▶ _Dataset records_:
+ + + + +

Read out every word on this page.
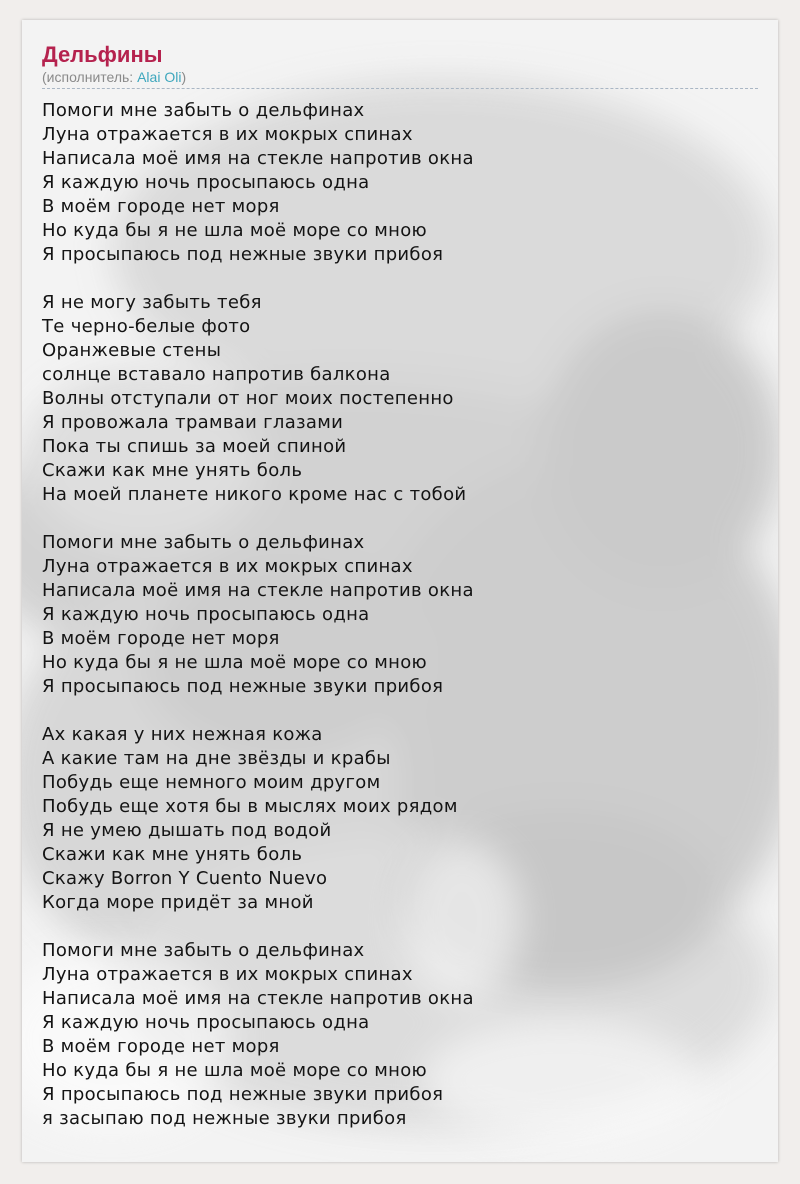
Дельфины
(исполнитель: Alai Oli)
Помоги мне забыть о дельфинах
Луна отражается в их мокрых спинах
Написала моё имя на стекле напротив окна
Я каждую ночь просыпаюсь одна
В моём городе нет моря
Но куда бы я не шла моё море со мною
Я просыпаюсь под нежные звуки прибоя
Я не могу забыть тебя
Те черно-белые фото
Оранжевые стены
солнце вставало напротив балкона
Волны отступали от ног моих постепенно
Я провожала трамваи глазами
Пока ты спишь за моей спиной
Скажи как мне унять боль
На моей планете никого кроме нас с тобой
Помоги мне забыть о дельфинах
Луна отражается в их мокрых спинах
Написала моё имя на стекле напротив окна
Я каждую ночь просыпаюсь одна
В моём городе нет моря
Но куда бы я не шла моё море со мною
Я просыпаюсь под нежные звуки прибоя
Ах какая у них нежная кожа
А какие там на дне звёзды и крабы
Побудь еще немного моим другом
Побудь еще хотя бы в мыслях моих рядом
Я не умею дышать под водой
Скажи как мне унять боль
Скажу Borron Y Cuento Nuevo
Когда море придёт за мной
Помоги мне забыть о дельфинах
Луна отражается в их мокрых спинах
Написала моё имя на стекле напротив окна
Я каждую ночь просыпаюсь одна
В моём городе нет моря
Но куда бы я не шла моё море со мною
Я просыпаюсь под нежные звуки прибоя
я засыпаю под нежные звуки прибоя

+ + + + +

▶ _Problem details_:
Repeat the data exactly, excluding the pictures.

▶ _Expected answer_:
Read out every word on this page.
Дельфины
(исполнитель: Alai Oli)
Помоги мне забыть о дельфинах
Луна отражается в их мокрых спинах
Написала моё имя на стекле напротив окна
Я каждую ночь просыпаюсь одна
В моём городе нет моря
Но куда бы я не шла моё море со мною
Я просыпаюсь под нежные звуки прибоя
Я не могу забыть тебя
Те черно-белые фото
Оранжевые стены
солнце вставало напротив балкона
Волны отступали от ног моих постепенно
Я провожала трамваи глазами
Пока ты спишь за моей спиной
Скажи как мне унять боль
На моей планете никого кроме нас с тобой
Помоги мне забыть о дельфинах
Луна отражается в их мокрых спинах
Написала моё имя на стекле напротив окна
Я каждую ночь просыпаюсь одна
В моём городе нет моря
Но куда бы я не шла моё море со мною
Я просыпаюсь под нежные звуки прибоя
Ах какая у них нежная кожа
А какие там на дне звёзды и крабы
Побудь еще немного моим другом
Побудь еще хотя бы в мыслях моих рядом
Я не умею дышать под водой
Скажи как мне унять боль
Скажу Borron Y Cuento Nuevo
Когда море придёт за мной
Помоги мне забыть о дельфинах
Луна отражается в их мокрых спинах
Написала моё имя на стекле напротив окна
Я каждую ночь просыпаюсь одна
В моём городе нет моря
Но куда бы я не шла моё море со мною
Я просыпаюсь под нежные звуки прибоя
я засыпаю под нежные звуки прибоя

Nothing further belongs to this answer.